__Do this__
Search the data for the string "CREATE" and gather each line it is in.

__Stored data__
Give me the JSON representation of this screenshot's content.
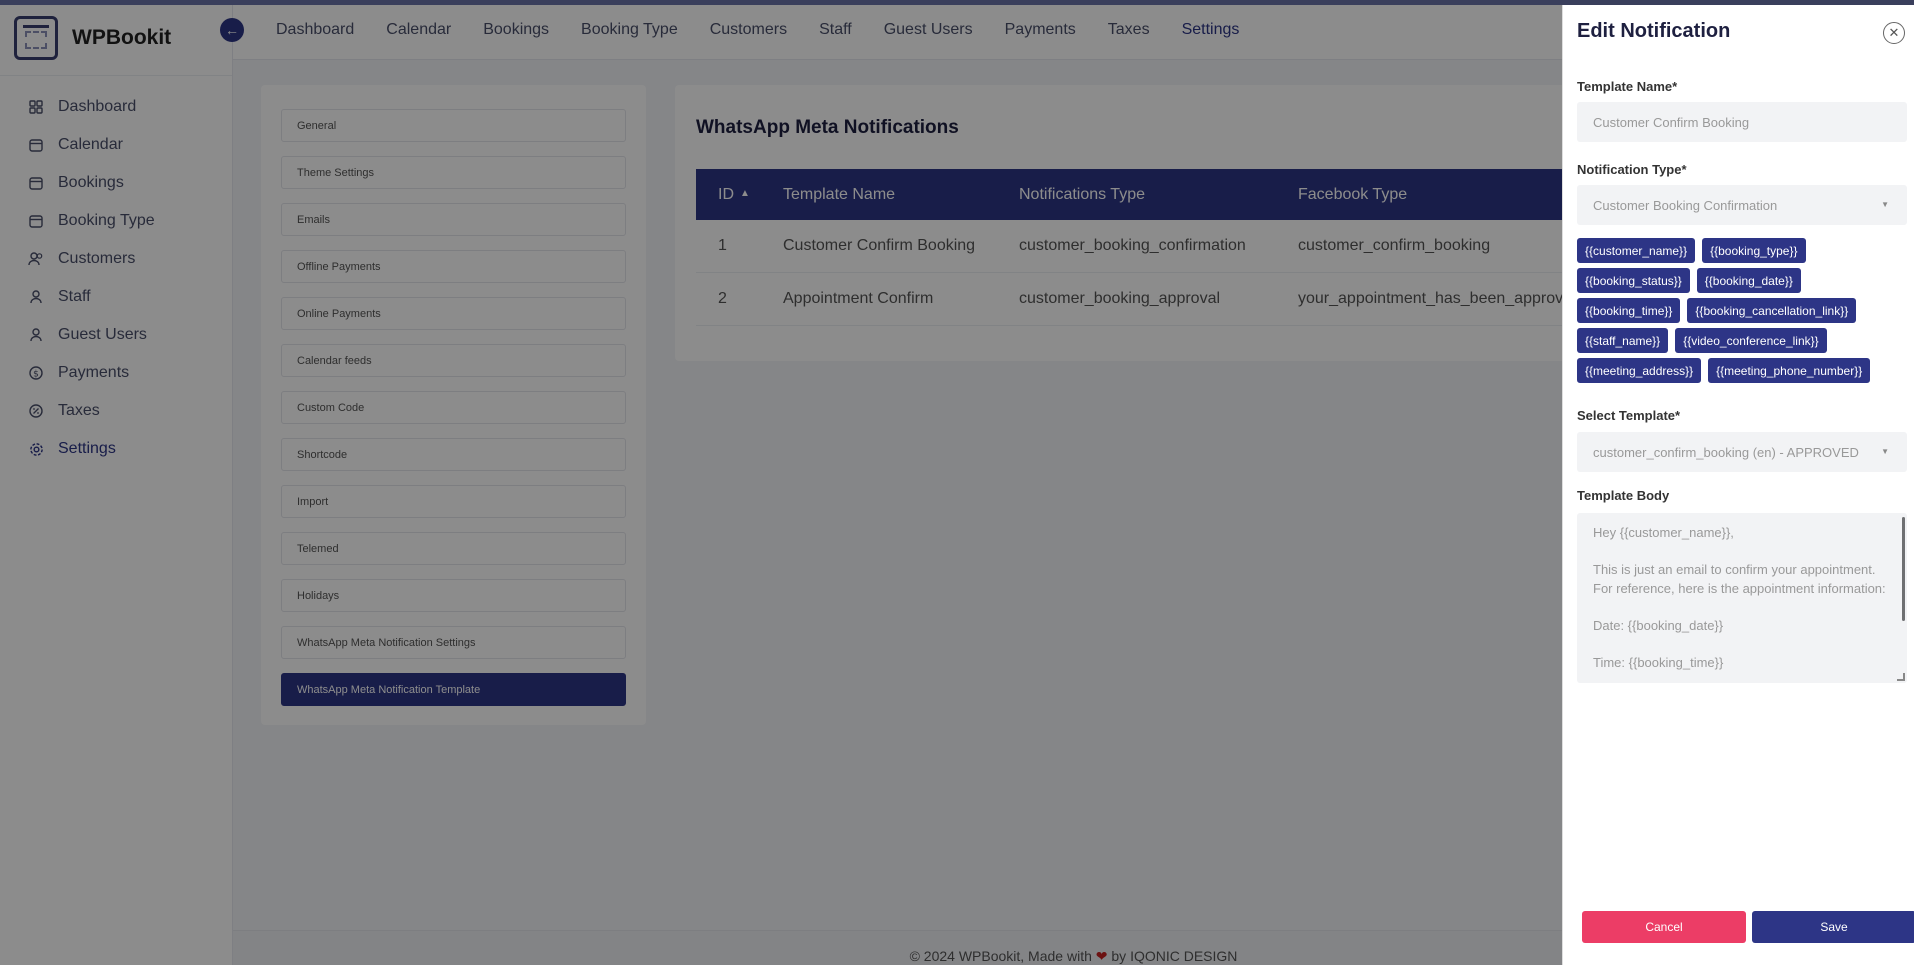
{
  "app": {
    "name": "WPBookit"
  },
  "sidebar": {
    "items": [
      {
        "label": "Dashboard",
        "icon": "grid-icon"
      },
      {
        "label": "Calendar",
        "icon": "calendar-icon"
      },
      {
        "label": "Bookings",
        "icon": "calendar-icon"
      },
      {
        "label": "Booking Type",
        "icon": "calendar-icon"
      },
      {
        "label": "Customers",
        "icon": "users-icon"
      },
      {
        "label": "Staff",
        "icon": "user-icon"
      },
      {
        "label": "Guest Users",
        "icon": "user-icon"
      },
      {
        "label": "Payments",
        "icon": "dollar-circle-icon"
      },
      {
        "label": "Taxes",
        "icon": "percent-icon"
      },
      {
        "label": "Settings",
        "icon": "gear-icon",
        "active": true
      }
    ]
  },
  "topnav": {
    "tabs": [
      "Dashboard",
      "Calendar",
      "Bookings",
      "Booking Type",
      "Customers",
      "Staff",
      "Guest Users",
      "Payments",
      "Taxes",
      "Settings"
    ],
    "active": "Settings"
  },
  "settings_menu": {
    "items": [
      "General",
      "Theme Settings",
      "Emails",
      "Offline Payments",
      "Online Payments",
      "Calendar feeds",
      "Custom Code",
      "Shortcode",
      "Import",
      "Telemed",
      "Holidays",
      "WhatsApp Meta Notification Settings",
      "WhatsApp Meta Notification Template"
    ],
    "active": "WhatsApp Meta Notification Template"
  },
  "main": {
    "title": "WhatsApp Meta Notifications",
    "columns": [
      "ID",
      "Template Name",
      "Notifications Type",
      "Facebook Type"
    ],
    "rows": [
      [
        "1",
        "Customer Confirm Booking",
        "customer_booking_confirmation",
        "customer_confirm_booking"
      ],
      [
        "2",
        "Appointment Confirm",
        "customer_booking_approval",
        "your_appointment_has_been_approved"
      ]
    ]
  },
  "footer": {
    "prefix": "© 2024 WPBookit, Made with",
    "suffix": "by IQONIC DESIGN"
  },
  "drawer": {
    "title": "Edit Notification",
    "template_name_label": "Template Name*",
    "template_name_value": "Customer Confirm Booking",
    "notification_type_label": "Notification Type*",
    "notification_type_value": "Customer Booking Confirmation",
    "chips": [
      "{{customer_name}}",
      "{{booking_type}}",
      "{{booking_status}}",
      "{{booking_date}}",
      "{{booking_time}}",
      "{{booking_cancellation_link}}",
      "{{staff_name}}",
      "{{video_conference_link}}",
      "{{meeting_address}}",
      "{{meeting_phone_number}}"
    ],
    "select_template_label": "Select Template*",
    "select_template_value": "customer_confirm_booking (en) - APPROVED",
    "template_body_label": "Template Body",
    "template_body_lines": [
      "Hey {{customer_name}},",
      "",
      "This is just an email to confirm your appointment. For reference, here is the appointment information:",
      "",
      "Date: {{booking_date}}",
      "",
      "Time: {{booking_time}}"
    ],
    "cancel_label": "Cancel",
    "save_label": "Save"
  },
  "colors": {
    "primary": "#2d3586",
    "danger": "#ec3d66",
    "overlay": "rgba(0,0,0,0.45)"
  }
}
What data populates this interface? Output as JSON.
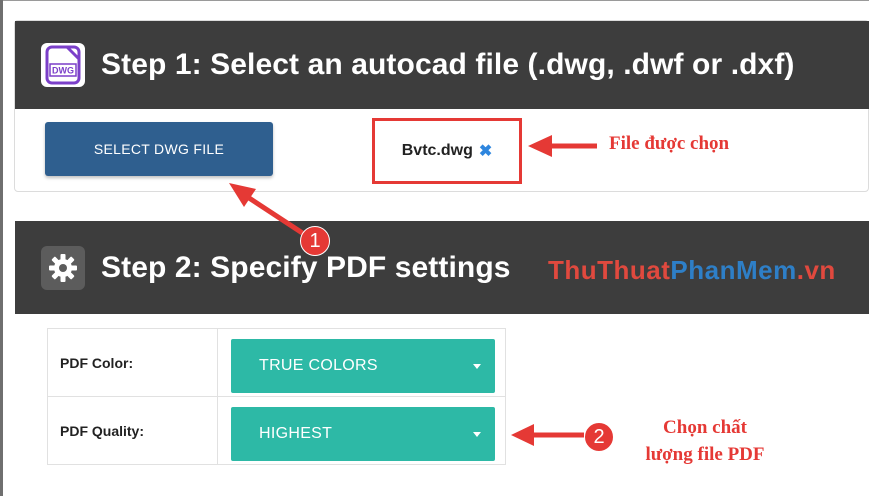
{
  "step1": {
    "title": "Step 1: Select an autocad file (.dwg, .dwf or .dxf)",
    "icon_text": "DWG"
  },
  "select_button": {
    "label": "SELECT DWG FILE"
  },
  "selected_file": {
    "name": "Bvtc.dwg",
    "remove_symbol": "✖"
  },
  "annotations": {
    "file_chosen": "File được chọn",
    "quality_line1": "Chọn chất",
    "quality_line2": "lượng file PDF",
    "badge1": "1",
    "badge2": "2"
  },
  "step2": {
    "title": "Step 2: Specify PDF settings"
  },
  "watermark": {
    "part1": "ThuThuat",
    "part2": "PhanMem",
    "part3": ".vn"
  },
  "settings": {
    "color_label": "PDF Color:",
    "color_value": "TRUE COLORS",
    "quality_label": "PDF Quality:",
    "quality_value": "HIGHEST"
  },
  "colors": {
    "header_bg": "#3d3d3d",
    "button_blue": "#2f5f8f",
    "dropdown_teal": "#2db9a6",
    "annotation_red": "#e53935"
  }
}
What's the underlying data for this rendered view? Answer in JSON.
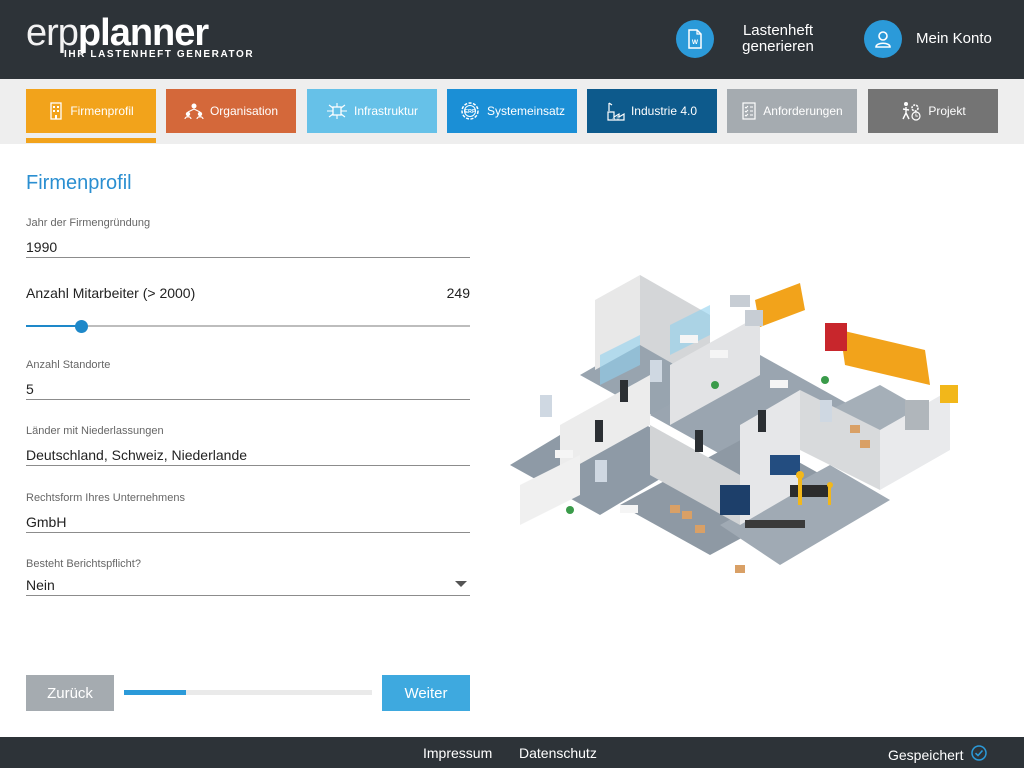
{
  "header": {
    "logo_thin": "erp",
    "logo_bold": "planner",
    "logo_sub": "IHR LASTENHEFT GENERATOR",
    "generate_label": "Lastenheft\ngenerieren",
    "generate_icon": "word-document-icon",
    "account_label": "Mein Konto",
    "account_icon": "user-icon"
  },
  "tabs": [
    {
      "label": "Firmenprofil",
      "icon": "building-icon",
      "color": "#f2a31b",
      "active": true
    },
    {
      "label": "Organisation",
      "icon": "org-people-icon",
      "color": "#d4683a",
      "active": false
    },
    {
      "label": "Infrastruktur",
      "icon": "network-icon",
      "color": "#66c1e8",
      "active": false
    },
    {
      "label": "Systemeinsatz",
      "icon": "erp-gear-icon",
      "color": "#1b8fd6",
      "active": false
    },
    {
      "label": "Industrie 4.0",
      "icon": "factory-icon",
      "color": "#0d5a8c",
      "active": false
    },
    {
      "label": "Anforderungen",
      "icon": "checklist-icon",
      "color": "#a5abb0",
      "active": false
    },
    {
      "label": "Projekt",
      "icon": "project-gear-icon",
      "color": "#747474",
      "active": false
    }
  ],
  "form": {
    "title": "Firmenprofil",
    "founding_year": {
      "label": "Jahr der Firmengründung",
      "value": "1990"
    },
    "employees": {
      "label": "Anzahl Mitarbeiter (> 2000)",
      "value": "249",
      "fraction": 0.125
    },
    "locations": {
      "label": "Anzahl Standorte",
      "value": "5"
    },
    "countries": {
      "label": "Länder mit Niederlassungen",
      "value": "Deutschland, Schweiz, Niederlande"
    },
    "legal_form": {
      "label": "Rechtsform Ihres Unternehmens",
      "value": "GmbH"
    },
    "reporting": {
      "label": "Besteht Berichtspflicht?",
      "value": "Nein"
    }
  },
  "nav": {
    "back_label": "Zurück",
    "next_label": "Weiter",
    "progress": 0.25
  },
  "footer": {
    "impressum": "Impressum",
    "datenschutz": "Datenschutz",
    "saved_label": "Gespeichert",
    "saved_icon": "check-circle-icon"
  },
  "colors": {
    "header_bg": "#2d3338",
    "accent_blue": "#2b8fd1",
    "button_next": "#3ea9df",
    "button_back": "#a5abb0"
  }
}
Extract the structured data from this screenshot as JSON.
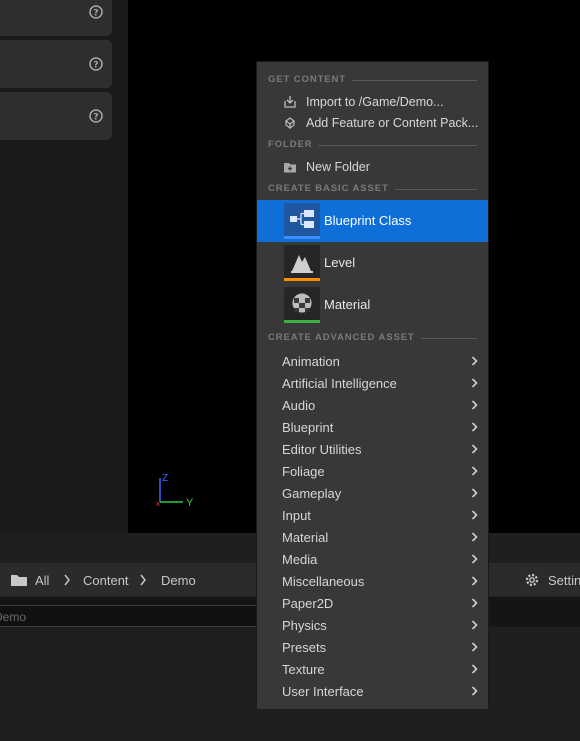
{
  "details_panel": {
    "rows": [
      {
        "help_icon": "question-circle-icon"
      },
      {
        "help_icon": "question-circle-icon"
      },
      {
        "help_icon": "question-circle-icon"
      }
    ]
  },
  "viewport": {
    "axis_labels": {
      "z": "Z",
      "y": "Y"
    },
    "colors": {
      "z_axis": "#3a64ff",
      "y_axis": "#2ecc40",
      "x_axis": "#ff3030"
    }
  },
  "content_browser": {
    "breadcrumb": [
      "All",
      "Content",
      "Demo"
    ],
    "settings_label": "Settings",
    "search_text": "Demo"
  },
  "context_menu": {
    "sections": {
      "get_content": "GET CONTENT",
      "folder": "FOLDER",
      "create_basic_asset": "CREATE BASIC ASSET",
      "create_advanced_asset": "CREATE ADVANCED ASSET"
    },
    "get_content_items": [
      {
        "label": "Import to /Game/Demo...",
        "icon": "import-icon"
      },
      {
        "label": "Add Feature or Content Pack...",
        "icon": "content-pack-icon"
      }
    ],
    "folder_items": [
      {
        "label": "New Folder",
        "icon": "new-folder-icon"
      }
    ],
    "basic_assets": [
      {
        "label": "Blueprint Class",
        "icon": "blueprint-class-icon",
        "bar_color": "#3b8cff",
        "selected": true
      },
      {
        "label": "Level",
        "icon": "level-icon",
        "bar_color": "#ff8c00",
        "selected": false
      },
      {
        "label": "Material",
        "icon": "material-icon",
        "bar_color": "#3cb043",
        "selected": false
      }
    ],
    "advanced_assets": [
      "Animation",
      "Artificial Intelligence",
      "Audio",
      "Blueprint",
      "Editor Utilities",
      "Foliage",
      "Gameplay",
      "Input",
      "Material",
      "Media",
      "Miscellaneous",
      "Paper2D",
      "Physics",
      "Presets",
      "Texture",
      "User Interface"
    ],
    "selection_color": "#0f6fd8"
  }
}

__Worked solution__
      "create_basic_asset": "CREATE BASIC ASSET",
      "create_advanced_asset": "CREATE ADVANCED ASSET"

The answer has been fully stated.